▶ [Exercise]:
What is the number of lines containing "Select"? Give only that number.

▶ [Data entries]:
○ ○ ○ ○
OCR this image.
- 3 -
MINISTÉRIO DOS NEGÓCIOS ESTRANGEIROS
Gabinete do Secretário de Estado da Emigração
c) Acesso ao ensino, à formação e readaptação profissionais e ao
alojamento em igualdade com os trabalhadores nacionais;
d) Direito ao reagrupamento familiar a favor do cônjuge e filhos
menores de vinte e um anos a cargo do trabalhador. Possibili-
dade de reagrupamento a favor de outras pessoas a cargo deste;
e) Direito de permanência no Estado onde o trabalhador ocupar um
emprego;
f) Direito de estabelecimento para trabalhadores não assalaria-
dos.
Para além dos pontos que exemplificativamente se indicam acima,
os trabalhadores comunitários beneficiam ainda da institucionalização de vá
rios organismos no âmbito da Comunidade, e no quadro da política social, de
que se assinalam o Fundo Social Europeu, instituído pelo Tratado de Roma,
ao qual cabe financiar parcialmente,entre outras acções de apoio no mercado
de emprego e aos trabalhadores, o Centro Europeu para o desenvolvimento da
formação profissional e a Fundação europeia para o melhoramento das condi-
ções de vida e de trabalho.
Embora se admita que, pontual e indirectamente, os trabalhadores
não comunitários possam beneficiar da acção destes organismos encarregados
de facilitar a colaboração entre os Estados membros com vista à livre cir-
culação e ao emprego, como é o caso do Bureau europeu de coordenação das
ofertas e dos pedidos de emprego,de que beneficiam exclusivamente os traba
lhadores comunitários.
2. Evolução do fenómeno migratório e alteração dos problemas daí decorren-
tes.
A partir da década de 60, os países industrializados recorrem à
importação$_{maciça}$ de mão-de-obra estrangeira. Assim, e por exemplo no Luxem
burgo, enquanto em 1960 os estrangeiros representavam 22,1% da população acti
○ ○ ○ ○
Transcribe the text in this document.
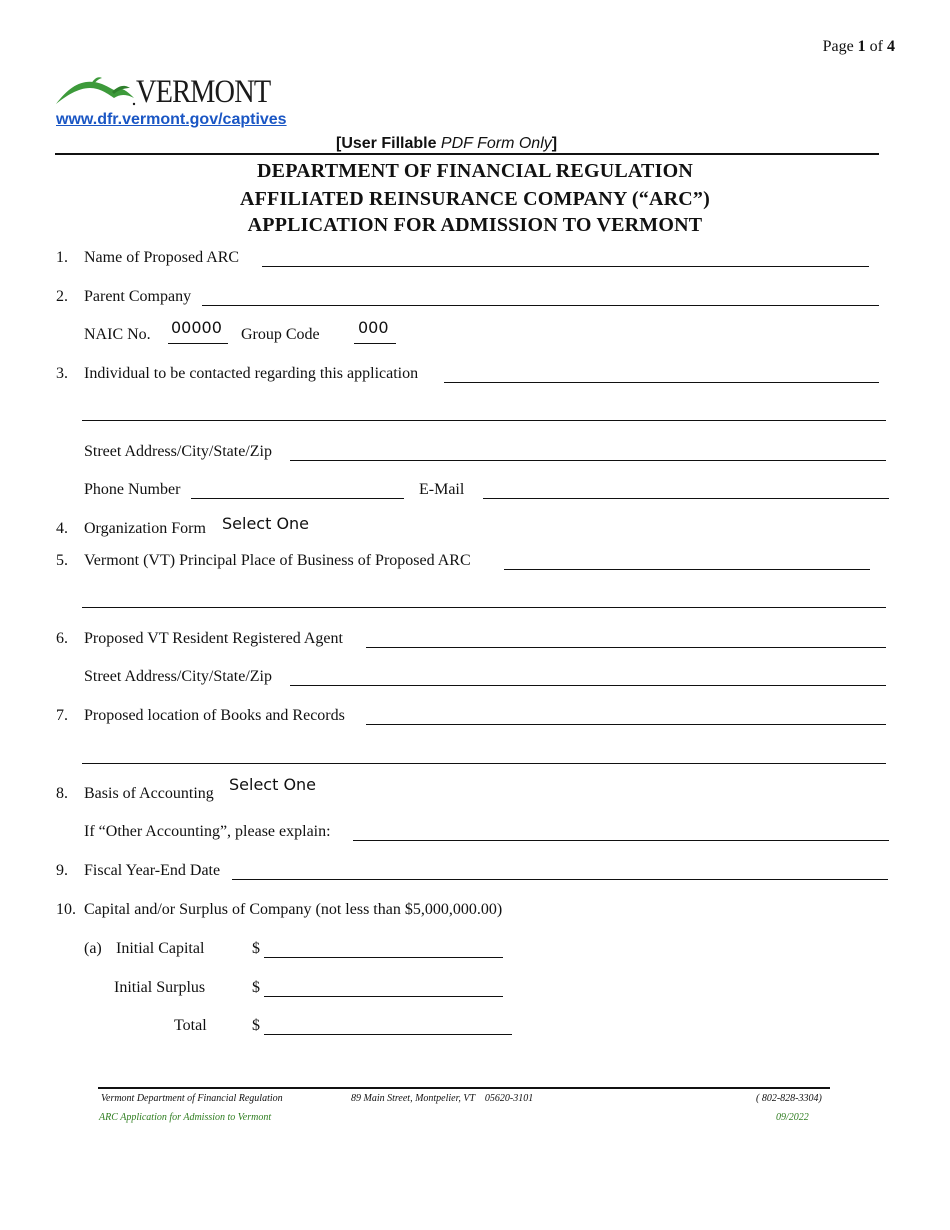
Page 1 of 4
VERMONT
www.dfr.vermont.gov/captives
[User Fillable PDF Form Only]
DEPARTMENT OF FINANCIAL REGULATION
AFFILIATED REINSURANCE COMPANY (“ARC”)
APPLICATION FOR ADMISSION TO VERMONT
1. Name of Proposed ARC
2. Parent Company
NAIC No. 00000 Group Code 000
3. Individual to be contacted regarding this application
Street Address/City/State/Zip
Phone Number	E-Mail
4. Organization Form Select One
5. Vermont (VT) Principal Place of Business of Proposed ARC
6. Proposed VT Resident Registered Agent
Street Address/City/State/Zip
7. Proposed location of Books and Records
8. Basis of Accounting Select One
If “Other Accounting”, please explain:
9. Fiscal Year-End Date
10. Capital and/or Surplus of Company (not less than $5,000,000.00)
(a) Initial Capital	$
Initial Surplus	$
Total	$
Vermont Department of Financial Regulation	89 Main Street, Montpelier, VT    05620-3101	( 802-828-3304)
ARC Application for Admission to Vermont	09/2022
○ ○ ○ ○
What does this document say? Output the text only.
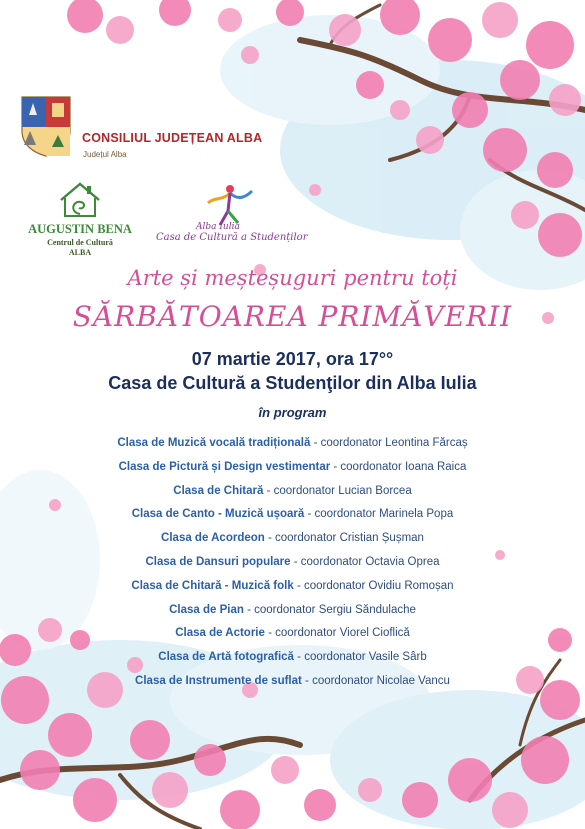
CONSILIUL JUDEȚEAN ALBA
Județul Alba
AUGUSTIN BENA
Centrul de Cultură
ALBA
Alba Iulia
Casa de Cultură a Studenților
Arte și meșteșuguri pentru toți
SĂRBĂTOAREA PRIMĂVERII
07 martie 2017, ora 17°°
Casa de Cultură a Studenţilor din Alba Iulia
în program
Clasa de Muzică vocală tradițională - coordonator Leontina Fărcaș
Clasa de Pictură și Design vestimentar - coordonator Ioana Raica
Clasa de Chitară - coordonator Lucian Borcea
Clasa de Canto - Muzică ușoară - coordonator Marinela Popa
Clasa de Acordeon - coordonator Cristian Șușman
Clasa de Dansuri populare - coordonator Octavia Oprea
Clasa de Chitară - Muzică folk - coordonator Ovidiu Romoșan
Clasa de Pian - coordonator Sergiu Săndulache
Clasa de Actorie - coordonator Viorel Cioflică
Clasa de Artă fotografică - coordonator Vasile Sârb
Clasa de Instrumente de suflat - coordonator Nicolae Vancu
○ ○ ○ ○
▶ [Solved problem]:
2